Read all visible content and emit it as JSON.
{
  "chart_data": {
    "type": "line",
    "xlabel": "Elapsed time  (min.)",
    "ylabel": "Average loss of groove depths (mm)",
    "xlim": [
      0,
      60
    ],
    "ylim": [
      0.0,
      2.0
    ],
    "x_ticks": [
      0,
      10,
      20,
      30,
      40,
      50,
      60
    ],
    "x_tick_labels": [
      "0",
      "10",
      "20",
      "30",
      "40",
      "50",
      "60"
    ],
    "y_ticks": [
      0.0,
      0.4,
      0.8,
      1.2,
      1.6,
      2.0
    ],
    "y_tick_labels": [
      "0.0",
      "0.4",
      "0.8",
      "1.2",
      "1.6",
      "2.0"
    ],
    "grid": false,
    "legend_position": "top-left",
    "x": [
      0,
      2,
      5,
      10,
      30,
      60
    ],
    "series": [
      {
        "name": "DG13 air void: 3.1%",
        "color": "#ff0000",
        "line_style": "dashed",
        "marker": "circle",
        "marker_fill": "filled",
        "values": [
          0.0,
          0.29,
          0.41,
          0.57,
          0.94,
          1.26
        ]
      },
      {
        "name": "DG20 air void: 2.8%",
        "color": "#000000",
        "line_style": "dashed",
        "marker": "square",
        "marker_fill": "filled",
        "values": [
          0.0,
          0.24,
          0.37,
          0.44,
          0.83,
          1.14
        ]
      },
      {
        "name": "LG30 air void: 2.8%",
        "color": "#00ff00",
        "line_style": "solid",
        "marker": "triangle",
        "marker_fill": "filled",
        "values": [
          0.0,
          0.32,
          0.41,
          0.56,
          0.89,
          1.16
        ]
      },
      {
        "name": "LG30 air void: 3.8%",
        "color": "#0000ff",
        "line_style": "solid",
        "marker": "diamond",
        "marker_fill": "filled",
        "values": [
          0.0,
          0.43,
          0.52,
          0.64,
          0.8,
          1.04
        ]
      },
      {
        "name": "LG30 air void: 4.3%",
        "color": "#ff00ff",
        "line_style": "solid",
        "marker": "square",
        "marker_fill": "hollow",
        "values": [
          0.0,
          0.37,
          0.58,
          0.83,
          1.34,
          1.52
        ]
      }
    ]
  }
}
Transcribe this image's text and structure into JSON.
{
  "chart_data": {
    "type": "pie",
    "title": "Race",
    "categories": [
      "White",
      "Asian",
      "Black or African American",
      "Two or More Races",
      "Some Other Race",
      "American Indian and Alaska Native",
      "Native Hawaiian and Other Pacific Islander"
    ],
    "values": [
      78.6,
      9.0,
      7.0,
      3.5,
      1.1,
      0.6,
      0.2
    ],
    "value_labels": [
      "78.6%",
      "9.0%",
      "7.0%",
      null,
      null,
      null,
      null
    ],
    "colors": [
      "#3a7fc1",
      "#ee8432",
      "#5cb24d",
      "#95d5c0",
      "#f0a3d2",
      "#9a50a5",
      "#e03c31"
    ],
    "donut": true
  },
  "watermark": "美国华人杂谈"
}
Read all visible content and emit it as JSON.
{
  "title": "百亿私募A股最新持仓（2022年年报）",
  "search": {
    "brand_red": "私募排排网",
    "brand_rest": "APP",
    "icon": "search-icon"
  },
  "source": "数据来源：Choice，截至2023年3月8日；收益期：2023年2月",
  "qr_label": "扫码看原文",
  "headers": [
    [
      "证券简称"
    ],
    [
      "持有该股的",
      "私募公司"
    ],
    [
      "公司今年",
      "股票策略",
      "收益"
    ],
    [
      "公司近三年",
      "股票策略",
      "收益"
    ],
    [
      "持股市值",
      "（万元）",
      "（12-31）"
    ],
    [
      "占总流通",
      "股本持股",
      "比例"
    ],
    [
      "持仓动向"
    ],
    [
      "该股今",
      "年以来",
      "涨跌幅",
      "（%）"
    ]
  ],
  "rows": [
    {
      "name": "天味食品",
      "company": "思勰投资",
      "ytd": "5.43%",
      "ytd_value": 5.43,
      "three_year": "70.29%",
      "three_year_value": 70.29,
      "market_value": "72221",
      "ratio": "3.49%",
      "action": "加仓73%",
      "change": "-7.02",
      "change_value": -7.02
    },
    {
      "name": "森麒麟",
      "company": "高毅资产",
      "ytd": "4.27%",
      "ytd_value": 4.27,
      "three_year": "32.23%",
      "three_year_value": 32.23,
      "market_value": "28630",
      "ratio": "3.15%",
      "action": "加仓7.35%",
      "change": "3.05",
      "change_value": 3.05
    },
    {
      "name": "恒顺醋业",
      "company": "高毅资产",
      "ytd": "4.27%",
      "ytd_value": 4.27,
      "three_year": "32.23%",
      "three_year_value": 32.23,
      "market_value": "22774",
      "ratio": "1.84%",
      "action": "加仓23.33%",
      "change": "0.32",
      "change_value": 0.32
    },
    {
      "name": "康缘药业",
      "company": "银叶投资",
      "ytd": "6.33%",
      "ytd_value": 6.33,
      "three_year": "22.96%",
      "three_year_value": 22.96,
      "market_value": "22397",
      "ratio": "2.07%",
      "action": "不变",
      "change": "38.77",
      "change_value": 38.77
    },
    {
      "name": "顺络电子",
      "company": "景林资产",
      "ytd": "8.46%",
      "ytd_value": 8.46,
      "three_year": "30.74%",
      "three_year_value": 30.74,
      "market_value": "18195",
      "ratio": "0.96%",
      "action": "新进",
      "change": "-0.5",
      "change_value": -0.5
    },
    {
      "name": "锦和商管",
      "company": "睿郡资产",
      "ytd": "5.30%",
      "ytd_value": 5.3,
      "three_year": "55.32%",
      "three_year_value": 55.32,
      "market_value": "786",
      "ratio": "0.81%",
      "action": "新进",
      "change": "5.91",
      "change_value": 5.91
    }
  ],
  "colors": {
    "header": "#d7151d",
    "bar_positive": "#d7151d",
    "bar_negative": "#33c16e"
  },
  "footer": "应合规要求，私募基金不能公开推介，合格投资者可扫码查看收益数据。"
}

→ **WHAT YOU NEED TO DO**: Transcribe every entry exactly, omitting nothing.

→ **WRITTEN SOLUTION**:
Read all visible content and emit it as JSON.
{
  "chart_data": {
    "type": "line",
    "xlabel": "Elapsed time  (min.)",
    "ylabel": "Average loss of groove depths (mm)",
    "xlim": [
      0,
      60
    ],
    "ylim": [
      0.0,
      2.0
    ],
    "x_ticks": [
      0,
      10,
      20,
      30,
      40,
      50,
      60
    ],
    "x_tick_labels": [
      "0",
      "10",
      "20",
      "30",
      "40",
      "50",
      "60"
    ],
    "y_ticks": [
      0.0,
      0.4,
      0.8,
      1.2,
      1.6,
      2.0
    ],
    "y_tick_labels": [
      "0.0",
      "0.4",
      "0.8",
      "1.2",
      "1.6",
      "2.0"
    ],
    "grid": false,
    "legend_position": "top-left",
    "x": [
      0,
      2,
      5,
      10,
      30,
      60
    ],
    "series": [
      {
        "name": "DG13 air void: 3.1%",
        "color": "#ff0000",
        "line_style": "dashed",
        "marker": "circle",
        "marker_fill": "filled",
        "values": [
          0.0,
          0.29,
          0.41,
          0.57,
          0.94,
          1.26
        ]
      },
      {
        "name": "DG20 air void: 2.8%",
        "color": "#000000",
        "line_style": "dashed",
        "marker": "square",
        "marker_fill": "filled",
        "values": [
          0.0,
          0.24,
          0.37,
          0.44,
          0.83,
          1.14
        ]
      },
      {
        "name": "LG30 air void: 2.8%",
        "color": "#00ff00",
        "line_style": "solid",
        "marker": "triangle",
        "marker_fill": "filled",
        "values": [
          0.0,
          0.32,
          0.41,
          0.56,
          0.89,
          1.16
        ]
      },
      {
        "name": "LG30 air void: 3.8%",
        "color": "#0000ff",
        "line_style": "solid",
        "marker": "diamond",
        "marker_fill": "filled",
        "values": [
          0.0,
          0.43,
          0.52,
          0.64,
          0.8,
          1.04
        ]
      },
      {
        "name": "LG30 air void: 4.3%",
        "color": "#ff00ff",
        "line_style": "solid",
        "marker": "square",
        "marker_fill": "hollow",
        "values": [
          0.0,
          0.37,
          0.58,
          0.83,
          1.34,
          1.52
        ]
      }
    ]
  }
}
Transcribe this image's text and structure into JSON.
{
  "chart_data": {
    "type": "pie",
    "title": "Race",
    "categories": [
      "White",
      "Asian",
      "Black or African American",
      "Two or More Races",
      "Some Other Race",
      "American Indian and Alaska Native",
      "Native Hawaiian and Other Pacific Islander"
    ],
    "values": [
      78.6,
      9.0,
      7.0,
      3.5,
      1.1,
      0.6,
      0.2
    ],
    "value_labels": [
      "78.6%",
      "9.0%",
      "7.0%",
      null,
      null,
      null,
      null
    ],
    "colors": [
      "#3a7fc1",
      "#ee8432",
      "#5cb24d",
      "#95d5c0",
      "#f0a3d2",
      "#9a50a5",
      "#e03c31"
    ],
    "donut": true
  },
  "watermark": "美国华人杂谈"
}
Read all visible content and emit it as JSON.
{
  "title": "百亿私募A股最新持仓（2022年年报）",
  "search": {
    "brand_red": "私募排排网",
    "brand_rest": "APP",
    "icon": "search-icon"
  },
  "source": "数据来源：Choice，截至2023年3月8日；收益期：2023年2月",
  "qr_label": "扫码看原文",
  "headers": [
    [
      "证券简称"
    ],
    [
      "持有该股的",
      "私募公司"
    ],
    [
      "公司今年",
      "股票策略",
      "收益"
    ],
    [
      "公司近三年",
      "股票策略",
      "收益"
    ],
    [
      "持股市值",
      "（万元）",
      "（12-31）"
    ],
    [
      "占总流通",
      "股本持股",
      "比例"
    ],
    [
      "持仓动向"
    ],
    [
      "该股今",
      "年以来",
      "涨跌幅",
      "（%）"
    ]
  ],
  "rows": [
    {
      "name": "天味食品",
      "company": "思勰投资",
      "ytd": "5.43%",
      "ytd_value": 5.43,
      "three_year": "70.29%",
      "three_year_value": 70.29,
      "market_value": "72221",
      "ratio": "3.49%",
      "action": "加仓73%",
      "change": "-7.02",
      "change_value": -7.02
    },
    {
      "name": "森麒麟",
      "company": "高毅资产",
      "ytd": "4.27%",
      "ytd_value": 4.27,
      "three_year": "32.23%",
      "three_year_value": 32.23,
      "market_value": "28630",
      "ratio": "3.15%",
      "action": "加仓7.35%",
      "change": "3.05",
      "change_value": 3.05
    },
    {
      "name": "恒顺醋业",
      "company": "高毅资产",
      "ytd": "4.27%",
      "ytd_value": 4.27,
      "three_year": "32.23%",
      "three_year_value": 32.23,
      "market_value": "22774",
      "ratio": "1.84%",
      "action": "加仓23.33%",
      "change": "0.32",
      "change_value": 0.32
    },
    {
      "name": "康缘药业",
      "company": "银叶投资",
      "ytd": "6.33%",
      "ytd_value": 6.33,
      "three_year": "22.96%",
      "three_year_value": 22.96,
      "market_value": "22397",
      "ratio": "2.07%",
      "action": "不变",
      "change": "38.77",
      "change_value": 38.77
    },
    {
      "name": "顺络电子",
      "company": "景林资产",
      "ytd": "8.46%",
      "ytd_value": 8.46,
      "three_year": "30.74%",
      "three_year_value": 30.74,
      "market_value": "18195",
      "ratio": "0.96%",
      "action": "新进",
      "change": "-0.5",
      "change_value": -0.5
    },
    {
      "name": "锦和商管",
      "company": "睿郡资产",
      "ytd": "5.30%",
      "ytd_value": 5.3,
      "three_year": "55.32%",
      "three_year_value": 55.32,
      "market_value": "786",
      "ratio": "0.81%",
      "action": "新进",
      "change": "5.91",
      "change_value": 5.91
    }
  ],
  "colors": {
    "header": "#d7151d",
    "bar_positive": "#d7151d",
    "bar_negative": "#33c16e"
  },
  "footer": "应合规要求，私募基金不能公开推介，合格投资者可扫码查看收益数据。"
}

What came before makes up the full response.